-- What is asked --
Everything in the listing should be restated word for word.
---------- Given information ----------
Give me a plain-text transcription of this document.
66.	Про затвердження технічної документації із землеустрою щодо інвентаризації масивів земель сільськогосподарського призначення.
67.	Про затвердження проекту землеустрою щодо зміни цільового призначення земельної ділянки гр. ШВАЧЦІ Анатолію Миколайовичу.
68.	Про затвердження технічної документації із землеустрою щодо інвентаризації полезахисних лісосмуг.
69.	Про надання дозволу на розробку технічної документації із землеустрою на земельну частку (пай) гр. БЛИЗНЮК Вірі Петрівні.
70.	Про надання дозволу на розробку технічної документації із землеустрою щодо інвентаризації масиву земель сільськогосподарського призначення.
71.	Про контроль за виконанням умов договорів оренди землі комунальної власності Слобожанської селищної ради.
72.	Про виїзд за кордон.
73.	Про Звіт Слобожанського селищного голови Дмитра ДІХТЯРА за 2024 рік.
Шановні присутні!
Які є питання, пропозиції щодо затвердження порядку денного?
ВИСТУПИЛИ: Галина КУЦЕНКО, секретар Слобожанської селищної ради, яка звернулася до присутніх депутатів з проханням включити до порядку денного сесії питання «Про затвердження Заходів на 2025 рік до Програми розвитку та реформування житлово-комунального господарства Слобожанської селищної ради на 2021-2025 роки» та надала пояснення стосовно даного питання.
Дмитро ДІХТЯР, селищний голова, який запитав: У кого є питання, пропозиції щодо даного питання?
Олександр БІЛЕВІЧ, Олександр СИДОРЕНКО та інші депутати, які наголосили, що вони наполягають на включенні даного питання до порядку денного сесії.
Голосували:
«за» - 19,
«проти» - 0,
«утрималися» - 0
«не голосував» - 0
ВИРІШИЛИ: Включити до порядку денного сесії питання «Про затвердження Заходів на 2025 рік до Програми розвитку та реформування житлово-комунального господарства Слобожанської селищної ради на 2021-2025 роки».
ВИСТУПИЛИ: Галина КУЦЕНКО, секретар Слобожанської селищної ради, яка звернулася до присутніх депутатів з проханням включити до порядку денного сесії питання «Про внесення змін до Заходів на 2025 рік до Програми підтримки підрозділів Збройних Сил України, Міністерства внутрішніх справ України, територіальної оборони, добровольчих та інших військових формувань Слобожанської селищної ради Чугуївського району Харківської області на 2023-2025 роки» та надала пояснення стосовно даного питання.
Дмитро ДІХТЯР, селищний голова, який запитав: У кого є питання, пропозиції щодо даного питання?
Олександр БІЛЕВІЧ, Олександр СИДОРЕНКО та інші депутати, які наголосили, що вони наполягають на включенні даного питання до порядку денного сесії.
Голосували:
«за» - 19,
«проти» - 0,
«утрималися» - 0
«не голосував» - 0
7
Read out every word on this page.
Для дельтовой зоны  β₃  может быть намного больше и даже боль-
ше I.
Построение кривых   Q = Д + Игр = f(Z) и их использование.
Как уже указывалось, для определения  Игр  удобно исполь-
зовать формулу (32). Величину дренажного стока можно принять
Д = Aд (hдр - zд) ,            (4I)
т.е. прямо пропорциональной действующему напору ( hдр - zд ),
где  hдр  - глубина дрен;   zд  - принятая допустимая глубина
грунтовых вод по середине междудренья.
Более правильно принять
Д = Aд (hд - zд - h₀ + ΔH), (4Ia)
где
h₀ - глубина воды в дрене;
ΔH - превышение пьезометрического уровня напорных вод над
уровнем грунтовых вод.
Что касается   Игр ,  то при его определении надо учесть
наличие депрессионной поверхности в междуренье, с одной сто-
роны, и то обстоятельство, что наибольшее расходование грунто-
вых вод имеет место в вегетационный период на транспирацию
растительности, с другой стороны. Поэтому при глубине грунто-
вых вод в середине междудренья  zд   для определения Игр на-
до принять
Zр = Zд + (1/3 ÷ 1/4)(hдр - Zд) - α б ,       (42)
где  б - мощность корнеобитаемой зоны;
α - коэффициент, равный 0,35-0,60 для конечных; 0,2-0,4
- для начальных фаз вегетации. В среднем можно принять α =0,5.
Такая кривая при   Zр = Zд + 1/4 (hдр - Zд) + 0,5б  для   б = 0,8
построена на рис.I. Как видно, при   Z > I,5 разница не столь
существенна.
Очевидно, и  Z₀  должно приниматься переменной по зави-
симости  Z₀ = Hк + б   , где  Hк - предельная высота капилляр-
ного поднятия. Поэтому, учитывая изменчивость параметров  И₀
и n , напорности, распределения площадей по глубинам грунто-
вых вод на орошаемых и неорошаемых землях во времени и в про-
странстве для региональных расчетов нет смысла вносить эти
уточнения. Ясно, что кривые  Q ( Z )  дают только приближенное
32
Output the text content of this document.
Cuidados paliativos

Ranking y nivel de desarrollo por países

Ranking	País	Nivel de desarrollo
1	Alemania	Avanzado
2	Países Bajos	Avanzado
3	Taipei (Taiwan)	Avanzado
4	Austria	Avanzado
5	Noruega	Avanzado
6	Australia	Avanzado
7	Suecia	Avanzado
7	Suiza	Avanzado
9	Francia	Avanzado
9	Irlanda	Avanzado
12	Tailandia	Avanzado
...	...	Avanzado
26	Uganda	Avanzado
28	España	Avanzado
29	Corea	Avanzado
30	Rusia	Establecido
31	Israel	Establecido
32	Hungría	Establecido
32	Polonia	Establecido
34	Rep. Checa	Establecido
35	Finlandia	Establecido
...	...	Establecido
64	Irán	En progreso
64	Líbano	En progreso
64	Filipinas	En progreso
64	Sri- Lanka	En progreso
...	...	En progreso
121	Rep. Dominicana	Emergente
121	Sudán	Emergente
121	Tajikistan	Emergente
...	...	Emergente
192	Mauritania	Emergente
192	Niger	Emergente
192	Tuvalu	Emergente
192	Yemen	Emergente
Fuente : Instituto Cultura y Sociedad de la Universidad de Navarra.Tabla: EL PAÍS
----------
-- Worked solution --
Give me a plain-text transcription of this document.
66.	Про затвердження технічної документації із землеустрою щодо інвентаризації масивів земель сільськогосподарського призначення.
67.	Про затвердження проекту землеустрою щодо зміни цільового призначення земельної ділянки гр. ШВАЧЦІ Анатолію Миколайовичу.
68.	Про затвердження технічної документації із землеустрою щодо інвентаризації полезахисних лісосмуг.
69.	Про надання дозволу на розробку технічної документації із землеустрою на земельну частку (пай) гр. БЛИЗНЮК Вірі Петрівні.
70.	Про надання дозволу на розробку технічної документації із землеустрою щодо інвентаризації масиву земель сільськогосподарського призначення.
71.	Про контроль за виконанням умов договорів оренди землі комунальної власності Слобожанської селищної ради.
72.	Про виїзд за кордон.
73.	Про Звіт Слобожанського селищного голови Дмитра ДІХТЯРА за 2024 рік.
Шановні присутні!
Які є питання, пропозиції щодо затвердження порядку денного?
ВИСТУПИЛИ: Галина КУЦЕНКО, секретар Слобожанської селищної ради, яка звернулася до присутніх депутатів з проханням включити до порядку денного сесії питання «Про затвердження Заходів на 2025 рік до Програми розвитку та реформування житлово-комунального господарства Слобожанської селищної ради на 2021-2025 роки» та надала пояснення стосовно даного питання.
Дмитро ДІХТЯР, селищний голова, який запитав: У кого є питання, пропозиції щодо даного питання?
Олександр БІЛЕВІЧ, Олександр СИДОРЕНКО та інші депутати, які наголосили, що вони наполягають на включенні даного питання до порядку денного сесії.
Голосували:
«за» - 19,
«проти» - 0,
«утрималися» - 0
«не голосував» - 0
ВИРІШИЛИ: Включити до порядку денного сесії питання «Про затвердження Заходів на 2025 рік до Програми розвитку та реформування житлово-комунального господарства Слобожанської селищної ради на 2021-2025 роки».
ВИСТУПИЛИ: Галина КУЦЕНКО, секретар Слобожанської селищної ради, яка звернулася до присутніх депутатів з проханням включити до порядку денного сесії питання «Про внесення змін до Заходів на 2025 рік до Програми підтримки підрозділів Збройних Сил України, Міністерства внутрішніх справ України, територіальної оборони, добровольчих та інших військових формувань Слобожанської селищної ради Чугуївського району Харківської області на 2023-2025 роки» та надала пояснення стосовно даного питання.
Дмитро ДІХТЯР, селищний голова, який запитав: У кого є питання, пропозиції щодо даного питання?
Олександр БІЛЕВІЧ, Олександр СИДОРЕНКО та інші депутати, які наголосили, що вони наполягають на включенні даного питання до порядку денного сесії.
Голосували:
«за» - 19,
«проти» - 0,
«утрималися» - 0
«не голосував» - 0
7
Read out every word on this page.
Для дельтовой зоны  β₃  может быть намного больше и даже боль-
ше I.
Построение кривых   Q = Д + Игр = f(Z) и их использование.
Как уже указывалось, для определения  Игр  удобно исполь-
зовать формулу (32). Величину дренажного стока можно принять
Д = Aд (hдр - zд) ,            (4I)
т.е. прямо пропорциональной действующему напору ( hдр - zд ),
где  hдр  - глубина дрен;   zд  - принятая допустимая глубина
грунтовых вод по середине междудренья.
Более правильно принять
Д = Aд (hд - zд - h₀ + ΔH), (4Ia)
где
h₀ - глубина воды в дрене;
ΔH - превышение пьезометрического уровня напорных вод над
уровнем грунтовых вод.
Что касается   Игр ,  то при его определении надо учесть
наличие депрессионной поверхности в междуренье, с одной сто-
роны, и то обстоятельство, что наибольшее расходование грунто-
вых вод имеет место в вегетационный период на транспирацию
растительности, с другой стороны. Поэтому при глубине грунто-
вых вод в середине междудренья  zд   для определения Игр на-
до принять
Zр = Zд + (1/3 ÷ 1/4)(hдр - Zд) - α б ,       (42)
где  б - мощность корнеобитаемой зоны;
α - коэффициент, равный 0,35-0,60 для конечных; 0,2-0,4
- для начальных фаз вегетации. В среднем можно принять α =0,5.
Такая кривая при   Zр = Zд + 1/4 (hдр - Zд) + 0,5б  для   б = 0,8
построена на рис.I. Как видно, при   Z > I,5 разница не столь
существенна.
Очевидно, и  Z₀  должно приниматься переменной по зави-
симости  Z₀ = Hк + б   , где  Hк - предельная высота капилляр-
ного поднятия. Поэтому, учитывая изменчивость параметров  И₀
и n , напорности, распределения площадей по глубинам грунто-
вых вод на орошаемых и неорошаемых землях во времени и в про-
странстве для региональных расчетов нет смысла вносить эти
уточнения. Ясно, что кривые  Q ( Z )  дают только приближенное
32
Output the text content of this document.
Cuidados paliativos

Ranking y nivel de desarrollo por países

Ranking	País	Nivel de desarrollo
1	Alemania	Avanzado
2	Países Bajos	Avanzado
3	Taipei (Taiwan)	Avanzado
4	Austria	Avanzado
5	Noruega	Avanzado
6	Australia	Avanzado
7	Suecia	Avanzado
7	Suiza	Avanzado
9	Francia	Avanzado
9	Irlanda	Avanzado
12	Tailandia	Avanzado
...	...	Avanzado
26	Uganda	Avanzado
28	España	Avanzado
29	Corea	Avanzado
30	Rusia	Establecido
31	Israel	Establecido
32	Hungría	Establecido
32	Polonia	Establecido
34	Rep. Checa	Establecido
35	Finlandia	Establecido
...	...	Establecido
64	Irán	En progreso
64	Líbano	En progreso
64	Filipinas	En progreso
64	Sri- Lanka	En progreso
...	...	En progreso
121	Rep. Dominicana	Emergente
121	Sudán	Emergente
121	Tajikistan	Emergente
...	...	Emergente
192	Mauritania	Emergente
192	Niger	Emergente
192	Tuvalu	Emergente
192	Yemen	Emergente
Fuente : Instituto Cultura y Sociedad de la Universidad de Navarra.Tabla: EL PAÍS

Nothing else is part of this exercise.